● TASK TO COMPLETE:
Find and return each line containing "homogeneous".

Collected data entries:
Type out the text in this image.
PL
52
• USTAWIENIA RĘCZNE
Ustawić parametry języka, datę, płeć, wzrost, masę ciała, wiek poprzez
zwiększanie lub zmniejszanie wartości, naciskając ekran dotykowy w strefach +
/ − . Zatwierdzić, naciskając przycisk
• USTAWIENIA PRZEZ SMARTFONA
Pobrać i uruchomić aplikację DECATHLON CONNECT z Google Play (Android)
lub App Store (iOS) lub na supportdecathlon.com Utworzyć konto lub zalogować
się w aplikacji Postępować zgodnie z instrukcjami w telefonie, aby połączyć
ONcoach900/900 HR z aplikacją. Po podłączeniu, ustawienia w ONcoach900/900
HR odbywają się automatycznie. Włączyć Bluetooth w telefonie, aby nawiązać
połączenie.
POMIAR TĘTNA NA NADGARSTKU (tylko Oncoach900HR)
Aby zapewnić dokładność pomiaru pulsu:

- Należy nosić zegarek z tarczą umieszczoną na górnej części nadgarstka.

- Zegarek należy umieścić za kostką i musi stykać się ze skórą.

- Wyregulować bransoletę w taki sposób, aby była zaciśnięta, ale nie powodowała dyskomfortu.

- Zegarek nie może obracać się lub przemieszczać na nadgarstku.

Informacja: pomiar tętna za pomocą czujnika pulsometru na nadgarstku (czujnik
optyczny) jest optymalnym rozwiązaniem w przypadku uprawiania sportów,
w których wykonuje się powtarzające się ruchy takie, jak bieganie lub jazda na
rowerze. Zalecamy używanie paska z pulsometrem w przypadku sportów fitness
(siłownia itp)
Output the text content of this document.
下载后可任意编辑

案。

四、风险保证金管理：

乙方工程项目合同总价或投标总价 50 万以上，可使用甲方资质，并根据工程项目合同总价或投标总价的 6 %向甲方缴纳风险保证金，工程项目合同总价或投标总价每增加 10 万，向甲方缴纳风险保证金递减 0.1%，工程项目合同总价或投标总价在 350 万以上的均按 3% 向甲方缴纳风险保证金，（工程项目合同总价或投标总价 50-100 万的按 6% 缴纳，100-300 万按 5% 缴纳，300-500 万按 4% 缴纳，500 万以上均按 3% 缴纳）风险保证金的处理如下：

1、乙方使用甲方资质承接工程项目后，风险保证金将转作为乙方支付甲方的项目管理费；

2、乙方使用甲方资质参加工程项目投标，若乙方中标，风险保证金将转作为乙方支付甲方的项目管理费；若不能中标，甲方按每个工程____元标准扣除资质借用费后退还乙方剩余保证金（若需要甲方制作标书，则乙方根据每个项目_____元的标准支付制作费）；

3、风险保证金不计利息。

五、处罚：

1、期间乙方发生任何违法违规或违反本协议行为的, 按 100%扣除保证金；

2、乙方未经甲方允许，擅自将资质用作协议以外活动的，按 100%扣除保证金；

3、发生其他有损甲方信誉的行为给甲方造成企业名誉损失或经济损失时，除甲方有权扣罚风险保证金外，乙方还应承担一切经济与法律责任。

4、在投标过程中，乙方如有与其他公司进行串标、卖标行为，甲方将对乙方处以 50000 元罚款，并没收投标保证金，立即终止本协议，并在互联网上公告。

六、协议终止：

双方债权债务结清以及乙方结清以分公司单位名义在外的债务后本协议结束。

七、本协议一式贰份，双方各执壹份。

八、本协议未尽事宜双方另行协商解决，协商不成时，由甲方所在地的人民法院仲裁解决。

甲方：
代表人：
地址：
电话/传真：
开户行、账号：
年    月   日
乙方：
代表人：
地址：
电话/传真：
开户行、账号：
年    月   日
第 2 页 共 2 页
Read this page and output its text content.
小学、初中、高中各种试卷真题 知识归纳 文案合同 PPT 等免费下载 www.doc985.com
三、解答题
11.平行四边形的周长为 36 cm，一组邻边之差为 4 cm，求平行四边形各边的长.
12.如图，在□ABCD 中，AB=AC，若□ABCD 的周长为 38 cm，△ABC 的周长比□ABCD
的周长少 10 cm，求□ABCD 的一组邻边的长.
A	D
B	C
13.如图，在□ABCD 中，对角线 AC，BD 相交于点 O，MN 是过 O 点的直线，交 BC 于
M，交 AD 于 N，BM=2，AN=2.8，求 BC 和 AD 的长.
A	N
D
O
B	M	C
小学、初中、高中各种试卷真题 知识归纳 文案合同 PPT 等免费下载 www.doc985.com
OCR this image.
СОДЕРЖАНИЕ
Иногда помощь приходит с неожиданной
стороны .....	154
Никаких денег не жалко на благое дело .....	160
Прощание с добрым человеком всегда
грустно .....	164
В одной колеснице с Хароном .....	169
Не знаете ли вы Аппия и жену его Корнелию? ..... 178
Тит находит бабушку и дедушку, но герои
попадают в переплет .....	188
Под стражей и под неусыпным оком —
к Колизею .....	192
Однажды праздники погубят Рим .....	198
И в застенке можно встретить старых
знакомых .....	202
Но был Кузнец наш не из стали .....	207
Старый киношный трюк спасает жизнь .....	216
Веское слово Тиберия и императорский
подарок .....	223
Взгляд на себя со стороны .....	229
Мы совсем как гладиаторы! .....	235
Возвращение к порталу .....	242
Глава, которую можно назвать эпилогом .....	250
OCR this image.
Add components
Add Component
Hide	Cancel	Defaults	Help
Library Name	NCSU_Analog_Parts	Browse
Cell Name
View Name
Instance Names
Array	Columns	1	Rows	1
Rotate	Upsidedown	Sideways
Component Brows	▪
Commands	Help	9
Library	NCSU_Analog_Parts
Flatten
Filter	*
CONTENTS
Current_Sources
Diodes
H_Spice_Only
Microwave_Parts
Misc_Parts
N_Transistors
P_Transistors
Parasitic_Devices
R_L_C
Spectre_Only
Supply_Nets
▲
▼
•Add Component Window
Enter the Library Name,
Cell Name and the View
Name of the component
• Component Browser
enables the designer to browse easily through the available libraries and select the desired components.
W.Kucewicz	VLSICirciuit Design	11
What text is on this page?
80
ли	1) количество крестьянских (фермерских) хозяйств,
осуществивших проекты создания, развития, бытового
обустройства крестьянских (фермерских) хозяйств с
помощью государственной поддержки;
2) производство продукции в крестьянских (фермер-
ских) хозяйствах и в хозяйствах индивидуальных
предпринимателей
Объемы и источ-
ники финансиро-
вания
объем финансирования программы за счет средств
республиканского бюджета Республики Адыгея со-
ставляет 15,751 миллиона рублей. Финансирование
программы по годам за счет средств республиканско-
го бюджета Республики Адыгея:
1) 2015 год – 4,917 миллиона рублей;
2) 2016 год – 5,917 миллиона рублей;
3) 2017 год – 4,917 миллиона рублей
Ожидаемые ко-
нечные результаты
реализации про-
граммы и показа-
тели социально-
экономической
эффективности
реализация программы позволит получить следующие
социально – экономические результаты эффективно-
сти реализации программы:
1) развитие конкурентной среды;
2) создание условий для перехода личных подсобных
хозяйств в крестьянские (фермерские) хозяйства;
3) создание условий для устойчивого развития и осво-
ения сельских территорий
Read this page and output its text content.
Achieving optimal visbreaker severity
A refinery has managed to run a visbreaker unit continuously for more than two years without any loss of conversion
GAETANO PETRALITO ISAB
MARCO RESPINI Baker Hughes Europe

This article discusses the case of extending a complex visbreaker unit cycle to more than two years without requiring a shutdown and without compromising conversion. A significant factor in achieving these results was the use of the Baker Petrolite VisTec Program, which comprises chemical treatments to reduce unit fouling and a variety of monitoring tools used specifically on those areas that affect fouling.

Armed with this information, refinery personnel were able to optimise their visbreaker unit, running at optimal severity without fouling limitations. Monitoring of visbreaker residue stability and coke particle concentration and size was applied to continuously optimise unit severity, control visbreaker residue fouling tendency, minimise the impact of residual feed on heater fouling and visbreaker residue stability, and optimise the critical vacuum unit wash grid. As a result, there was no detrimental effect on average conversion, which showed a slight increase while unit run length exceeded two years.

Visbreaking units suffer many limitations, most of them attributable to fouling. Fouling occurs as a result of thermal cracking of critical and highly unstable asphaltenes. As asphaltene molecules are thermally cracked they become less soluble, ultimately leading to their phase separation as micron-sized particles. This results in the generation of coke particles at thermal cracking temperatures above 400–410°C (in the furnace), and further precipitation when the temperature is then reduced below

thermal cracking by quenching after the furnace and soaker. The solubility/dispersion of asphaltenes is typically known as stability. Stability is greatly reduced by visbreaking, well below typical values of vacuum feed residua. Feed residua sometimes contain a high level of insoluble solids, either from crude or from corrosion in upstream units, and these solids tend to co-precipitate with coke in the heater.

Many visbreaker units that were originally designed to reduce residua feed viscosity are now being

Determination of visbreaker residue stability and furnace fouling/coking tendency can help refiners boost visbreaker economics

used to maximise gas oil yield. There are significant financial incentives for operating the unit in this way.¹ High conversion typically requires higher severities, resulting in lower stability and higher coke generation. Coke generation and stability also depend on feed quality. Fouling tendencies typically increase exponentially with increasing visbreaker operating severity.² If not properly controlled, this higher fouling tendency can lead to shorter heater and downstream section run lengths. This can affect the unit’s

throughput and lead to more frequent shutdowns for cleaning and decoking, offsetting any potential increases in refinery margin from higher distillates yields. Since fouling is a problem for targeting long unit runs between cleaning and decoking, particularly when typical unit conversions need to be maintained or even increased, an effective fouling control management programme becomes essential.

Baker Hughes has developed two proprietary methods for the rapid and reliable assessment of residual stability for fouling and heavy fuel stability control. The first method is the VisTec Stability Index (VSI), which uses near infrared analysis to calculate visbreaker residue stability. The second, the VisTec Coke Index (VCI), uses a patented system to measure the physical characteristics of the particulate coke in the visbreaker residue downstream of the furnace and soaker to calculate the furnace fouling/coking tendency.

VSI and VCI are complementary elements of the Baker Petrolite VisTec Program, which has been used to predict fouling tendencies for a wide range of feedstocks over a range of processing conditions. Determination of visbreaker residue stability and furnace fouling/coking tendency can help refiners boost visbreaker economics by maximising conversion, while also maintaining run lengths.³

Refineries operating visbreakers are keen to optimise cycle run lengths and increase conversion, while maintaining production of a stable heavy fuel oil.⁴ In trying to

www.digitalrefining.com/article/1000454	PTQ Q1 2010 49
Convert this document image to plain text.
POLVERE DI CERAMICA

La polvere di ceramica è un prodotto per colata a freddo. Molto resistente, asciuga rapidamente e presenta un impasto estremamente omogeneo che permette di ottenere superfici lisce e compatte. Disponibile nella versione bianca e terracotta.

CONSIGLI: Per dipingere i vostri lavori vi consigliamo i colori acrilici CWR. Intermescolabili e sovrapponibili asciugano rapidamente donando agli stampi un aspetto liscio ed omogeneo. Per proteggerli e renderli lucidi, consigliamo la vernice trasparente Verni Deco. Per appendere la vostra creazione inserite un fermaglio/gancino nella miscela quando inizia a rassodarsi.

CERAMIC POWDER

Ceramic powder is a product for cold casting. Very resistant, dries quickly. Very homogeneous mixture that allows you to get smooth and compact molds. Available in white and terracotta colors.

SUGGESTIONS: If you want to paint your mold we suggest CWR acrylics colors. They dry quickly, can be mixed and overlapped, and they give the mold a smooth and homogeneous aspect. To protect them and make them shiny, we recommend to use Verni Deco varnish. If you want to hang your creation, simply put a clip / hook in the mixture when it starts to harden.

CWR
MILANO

● RESPONSE:
Ceramic powder is a product for cold casting. Very resistant, dries quickly. Very homogeneous mixture that allows you to get smooth and compact molds. Available in white and terracotta colors.
SUGGESTIONS: If you want to paint your mold we suggest CWR acrylics colors. They dry quickly, can be mixed and overlapped, and they give the mold a smooth and homogeneous aspect. To protect them and make them shiny, we recommend to use Verni Deco varnish. If you want to hang your creation, simply put a clip / hook in the mixture when it starts to harden.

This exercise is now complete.